• [Given exercise]: The listing beneath should be written out in full, exactly as shown.

• [Data excerpts]:
────

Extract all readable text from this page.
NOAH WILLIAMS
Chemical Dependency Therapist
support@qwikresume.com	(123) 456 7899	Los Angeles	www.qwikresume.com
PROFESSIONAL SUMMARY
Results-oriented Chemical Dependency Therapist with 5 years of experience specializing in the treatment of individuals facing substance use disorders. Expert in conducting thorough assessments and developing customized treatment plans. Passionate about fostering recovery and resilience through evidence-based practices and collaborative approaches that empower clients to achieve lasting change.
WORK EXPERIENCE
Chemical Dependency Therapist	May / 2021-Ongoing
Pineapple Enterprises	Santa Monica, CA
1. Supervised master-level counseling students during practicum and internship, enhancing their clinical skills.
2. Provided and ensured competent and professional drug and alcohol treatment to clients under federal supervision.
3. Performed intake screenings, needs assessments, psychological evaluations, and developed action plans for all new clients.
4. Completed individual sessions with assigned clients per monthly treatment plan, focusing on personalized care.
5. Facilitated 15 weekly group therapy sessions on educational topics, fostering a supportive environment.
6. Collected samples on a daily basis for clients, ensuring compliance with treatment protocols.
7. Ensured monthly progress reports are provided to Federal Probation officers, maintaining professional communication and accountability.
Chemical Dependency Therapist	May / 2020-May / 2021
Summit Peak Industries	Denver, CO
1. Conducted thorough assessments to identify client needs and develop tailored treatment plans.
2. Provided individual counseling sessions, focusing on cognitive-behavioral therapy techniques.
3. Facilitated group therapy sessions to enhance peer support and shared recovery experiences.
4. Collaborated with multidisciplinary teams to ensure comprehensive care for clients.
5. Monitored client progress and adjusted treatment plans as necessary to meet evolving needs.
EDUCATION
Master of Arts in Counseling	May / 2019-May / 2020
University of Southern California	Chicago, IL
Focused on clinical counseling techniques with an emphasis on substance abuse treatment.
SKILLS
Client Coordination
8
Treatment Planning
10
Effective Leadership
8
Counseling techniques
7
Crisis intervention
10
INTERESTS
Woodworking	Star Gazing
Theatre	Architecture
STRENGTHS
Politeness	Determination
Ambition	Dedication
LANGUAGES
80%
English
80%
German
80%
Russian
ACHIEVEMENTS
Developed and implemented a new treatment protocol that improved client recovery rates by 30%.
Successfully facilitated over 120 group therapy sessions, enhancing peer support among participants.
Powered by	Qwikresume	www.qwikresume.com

────

• [Solution for this task]:
Extract all readable text from this page.
NOAH WILLIAMS
Chemical Dependency Therapist
support@qwikresume.com	(123) 456 7899	Los Angeles	www.qwikresume.com
PROFESSIONAL SUMMARY
Results-oriented Chemical Dependency Therapist with 5 years of experience specializing in the treatment of individuals facing substance use disorders. Expert in conducting thorough assessments and developing customized treatment plans. Passionate about fostering recovery and resilience through evidence-based practices and collaborative approaches that empower clients to achieve lasting change.
WORK EXPERIENCE
Chemical Dependency Therapist	May / 2021-Ongoing
Pineapple Enterprises	Santa Monica, CA
1. Supervised master-level counseling students during practicum and internship, enhancing their clinical skills.
2. Provided and ensured competent and professional drug and alcohol treatment to clients under federal supervision.
3. Performed intake screenings, needs assessments, psychological evaluations, and developed action plans for all new clients.
4. Completed individual sessions with assigned clients per monthly treatment plan, focusing on personalized care.
5. Facilitated 15 weekly group therapy sessions on educational topics, fostering a supportive environment.
6. Collected samples on a daily basis for clients, ensuring compliance with treatment protocols.
7. Ensured monthly progress reports are provided to Federal Probation officers, maintaining professional communication and accountability.
Chemical Dependency Therapist	May / 2020-May / 2021
Summit Peak Industries	Denver, CO
1. Conducted thorough assessments to identify client needs and develop tailored treatment plans.
2. Provided individual counseling sessions, focusing on cognitive-behavioral therapy techniques.
3. Facilitated group therapy sessions to enhance peer support and shared recovery experiences.
4. Collaborated with multidisciplinary teams to ensure comprehensive care for clients.
5. Monitored client progress and adjusted treatment plans as necessary to meet evolving needs.
EDUCATION
Master of Arts in Counseling	May / 2019-May / 2020
University of Southern California	Chicago, IL
Focused on clinical counseling techniques with an emphasis on substance abuse treatment.
SKILLS
Client Coordination
8
Treatment Planning
10
Effective Leadership
8
Counseling techniques
7
Crisis intervention
10
INTERESTS
Woodworking	Star Gazing
Theatre	Architecture
STRENGTHS
Politeness	Determination
Ambition	Dedication
LANGUAGES
80%
English
80%
German
80%
Russian
ACHIEVEMENTS
Developed and implemented a new treatment protocol that improved client recovery rates by 30%.
Successfully facilitated over 120 group therapy sessions, enhancing peer support among participants.
Powered by	Qwikresume	www.qwikresume.com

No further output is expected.